A Compressed View of Video Compression

Digital audio and digitised film can also be compressed, but there are particular issues – and an interesting (well, for some) history – for video, so I will emphasise video. The general principles apply to any signal (including audio and scanned film), but not to files and digital data in general.

A signal is where engineers start with audio and video. A sound field (the variations in pressure in a three-dimensional space) is a complicated thing, but a microphone inside that sound field produces a voltage that varies with time: a signal. The visual field is equally complicated, but a video camera allows the pattern of light (through a lens onto some sort of receptor) to create a two-dimensional pattern which can then be scanned. Scanning converts the pattern into a voltage that varies with time: a signal. A datacine machine does much the same to film: converts an image into a signal.

Signals carry information, with greater or lesser efficiency. The data rate of the sequence of number representing a signal can be much higher than the rate of information carried by the signal. Because high data rates are always a problem, technology seeks methods to carry the information in concise ways.

Video: compressed from birth
Television started out by trying to produce successive images at a rate fast enough to exceed the ‘flicker fusion’ threshold of the human eye. At somewhere above 30 to 40 images per second, the pattern looks continuous and the eye is fooled into thinking it is seeing continuous motion. But television technology (in 1936) was incapable of transmitting 405 lines of information at 50 times per second, so they threw away half the data and sent half the image in one 20 millisecond time slot, and the second half in the next. The result was the needed 50% reduction in (analogue) bandwidth, the rough equivalent of (digital) datarate (bitrate). To make the ‘compression’ as visually acceptable as possible, odd numbered lines were sent as the first ‘field’ – and even ones in the next: interlace.

When colour television was developed, there were further problems. Ideally colour is two separate dimensions (the two dimensions of a ‘colour wheel’), which add colour information to the black and white pattern described by the luminance signal. The three signals form component video. For broadcasting this all had to go into one signal, so colour was jammed into the luminance signal as composite video – another kind of compression (and another compromise).

Some videotape formats (eg analog 1/2-inch, 1-inch, VHS, Betamax and U-matic; digital D2, D3) record a composite signal. In dealing with principles such as ‘keep the best’ and ‘keep the original’ it is important to know what the original actually is! It gets murkier: it was hard to get even composite video onto a videotape, so many composite analogue recorders (notably U-matic in the semi-professional area) also shifted the frequency modulation of the colour information, to get it into another place in the overall spectrum where colour information caused less interference to luminance: the colour under approach.

The conclusion is that alteration of video to squeeze it into limited bandwidth or into limited tape recorders has been with us from the beginning of video: interlace, composite, colour under.

In the UK, redundancy means losing your job. In information theory, redundancy is formally defined, and relates to the data rate of a signal being higher than the actual information. For instance, if I’m on a noisy telephone line I might start repeating key information. It takes more signal (more time), but improves the odds that the information will be transmitted.

Rows:
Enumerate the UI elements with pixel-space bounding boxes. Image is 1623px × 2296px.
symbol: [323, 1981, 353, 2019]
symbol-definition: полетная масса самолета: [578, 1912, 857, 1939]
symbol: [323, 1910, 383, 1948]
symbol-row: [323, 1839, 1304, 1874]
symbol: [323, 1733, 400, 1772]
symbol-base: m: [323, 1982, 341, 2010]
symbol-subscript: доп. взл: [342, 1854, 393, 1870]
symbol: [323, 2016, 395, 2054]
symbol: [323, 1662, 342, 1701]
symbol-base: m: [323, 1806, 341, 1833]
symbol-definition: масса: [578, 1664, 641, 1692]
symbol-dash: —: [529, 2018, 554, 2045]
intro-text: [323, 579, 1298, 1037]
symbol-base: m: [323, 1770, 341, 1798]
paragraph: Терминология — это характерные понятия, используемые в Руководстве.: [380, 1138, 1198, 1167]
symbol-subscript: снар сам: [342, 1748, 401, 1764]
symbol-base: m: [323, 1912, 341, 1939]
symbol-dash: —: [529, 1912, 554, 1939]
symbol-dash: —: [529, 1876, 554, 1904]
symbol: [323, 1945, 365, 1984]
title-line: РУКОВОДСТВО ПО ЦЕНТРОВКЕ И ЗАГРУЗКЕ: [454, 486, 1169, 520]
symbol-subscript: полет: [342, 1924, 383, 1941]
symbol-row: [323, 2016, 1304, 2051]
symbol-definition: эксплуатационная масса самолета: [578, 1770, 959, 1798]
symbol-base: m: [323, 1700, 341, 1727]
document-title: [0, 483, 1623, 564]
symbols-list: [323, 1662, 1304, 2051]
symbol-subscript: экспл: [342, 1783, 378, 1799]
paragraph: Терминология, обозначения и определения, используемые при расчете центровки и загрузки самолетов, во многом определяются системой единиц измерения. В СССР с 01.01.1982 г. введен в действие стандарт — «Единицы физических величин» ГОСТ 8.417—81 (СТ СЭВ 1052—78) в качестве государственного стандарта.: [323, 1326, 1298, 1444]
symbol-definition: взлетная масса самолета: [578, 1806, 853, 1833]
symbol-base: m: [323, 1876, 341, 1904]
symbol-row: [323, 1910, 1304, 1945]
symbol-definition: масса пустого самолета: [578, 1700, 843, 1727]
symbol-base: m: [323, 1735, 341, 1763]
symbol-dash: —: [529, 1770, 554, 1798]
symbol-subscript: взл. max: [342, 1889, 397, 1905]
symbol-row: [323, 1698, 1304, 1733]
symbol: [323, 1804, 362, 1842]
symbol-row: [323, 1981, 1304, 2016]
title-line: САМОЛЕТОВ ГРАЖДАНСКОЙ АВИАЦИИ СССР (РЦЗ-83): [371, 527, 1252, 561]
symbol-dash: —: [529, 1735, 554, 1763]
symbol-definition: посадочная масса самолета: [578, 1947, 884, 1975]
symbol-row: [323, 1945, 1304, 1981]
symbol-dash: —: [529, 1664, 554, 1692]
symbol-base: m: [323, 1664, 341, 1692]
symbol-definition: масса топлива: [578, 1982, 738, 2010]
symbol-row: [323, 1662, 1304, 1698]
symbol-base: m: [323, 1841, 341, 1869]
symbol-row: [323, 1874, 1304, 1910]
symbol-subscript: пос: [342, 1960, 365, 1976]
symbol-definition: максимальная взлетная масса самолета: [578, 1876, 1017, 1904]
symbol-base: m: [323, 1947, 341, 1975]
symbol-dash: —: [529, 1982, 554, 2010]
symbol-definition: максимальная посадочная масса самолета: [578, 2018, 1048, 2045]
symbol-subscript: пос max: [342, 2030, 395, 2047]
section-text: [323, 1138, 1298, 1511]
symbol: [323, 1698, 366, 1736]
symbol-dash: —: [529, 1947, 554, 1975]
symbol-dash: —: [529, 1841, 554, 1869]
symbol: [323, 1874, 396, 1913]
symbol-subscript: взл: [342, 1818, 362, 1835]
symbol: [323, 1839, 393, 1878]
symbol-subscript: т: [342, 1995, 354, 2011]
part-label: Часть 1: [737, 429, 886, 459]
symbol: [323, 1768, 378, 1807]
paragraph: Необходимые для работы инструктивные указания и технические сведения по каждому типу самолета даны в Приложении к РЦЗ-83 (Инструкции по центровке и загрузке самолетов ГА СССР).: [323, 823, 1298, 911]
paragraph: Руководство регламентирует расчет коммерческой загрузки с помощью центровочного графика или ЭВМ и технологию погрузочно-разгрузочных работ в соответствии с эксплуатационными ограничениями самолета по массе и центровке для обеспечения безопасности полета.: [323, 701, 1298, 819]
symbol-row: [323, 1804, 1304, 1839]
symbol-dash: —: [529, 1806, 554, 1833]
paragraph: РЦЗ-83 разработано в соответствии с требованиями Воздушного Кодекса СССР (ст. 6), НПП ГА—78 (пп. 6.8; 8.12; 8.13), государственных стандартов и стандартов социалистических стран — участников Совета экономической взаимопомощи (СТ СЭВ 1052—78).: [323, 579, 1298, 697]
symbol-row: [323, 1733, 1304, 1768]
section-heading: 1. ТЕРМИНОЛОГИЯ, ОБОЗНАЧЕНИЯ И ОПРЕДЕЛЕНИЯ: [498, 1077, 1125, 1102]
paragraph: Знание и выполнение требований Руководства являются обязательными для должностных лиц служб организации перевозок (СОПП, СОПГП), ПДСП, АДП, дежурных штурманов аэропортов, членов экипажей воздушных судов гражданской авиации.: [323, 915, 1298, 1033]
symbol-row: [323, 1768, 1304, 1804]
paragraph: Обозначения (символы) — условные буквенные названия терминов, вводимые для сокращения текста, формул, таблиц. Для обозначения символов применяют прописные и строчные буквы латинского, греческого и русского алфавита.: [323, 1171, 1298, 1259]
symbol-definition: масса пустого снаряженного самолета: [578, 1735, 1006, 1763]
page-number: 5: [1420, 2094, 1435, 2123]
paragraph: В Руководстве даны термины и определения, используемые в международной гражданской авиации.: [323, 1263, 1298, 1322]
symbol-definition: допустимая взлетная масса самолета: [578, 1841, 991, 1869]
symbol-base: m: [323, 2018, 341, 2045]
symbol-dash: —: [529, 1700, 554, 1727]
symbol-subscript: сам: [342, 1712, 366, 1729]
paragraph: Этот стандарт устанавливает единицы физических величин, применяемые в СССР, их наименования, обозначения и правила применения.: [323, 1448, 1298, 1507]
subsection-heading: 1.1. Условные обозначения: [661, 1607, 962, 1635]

Aim: Rewrite the video compression article's passage starting at "Some videotape formats" and ending at "colour under approach.", with "videotape" changed to "magnetic tape" throughout.

Expected answer:
Some magnetic tape formats (eg analog 1/2-inch, 1-inch, VHS, Betamax and U-matic; digital D2, D3) record a composite signal. In dealing with principles such as ‘keep the best’ and ‘keep the original’ it is important to know what the original actually is! It gets murkier: it was hard to get even composite video onto a magnetic tape, so many composite analogue recorders (notably U-matic in the semi-professional area) also shifted the frequency modulation of the colour information, to get it into another place in the overall spectrum where colour information caused less interference to luminance: the colour under approach.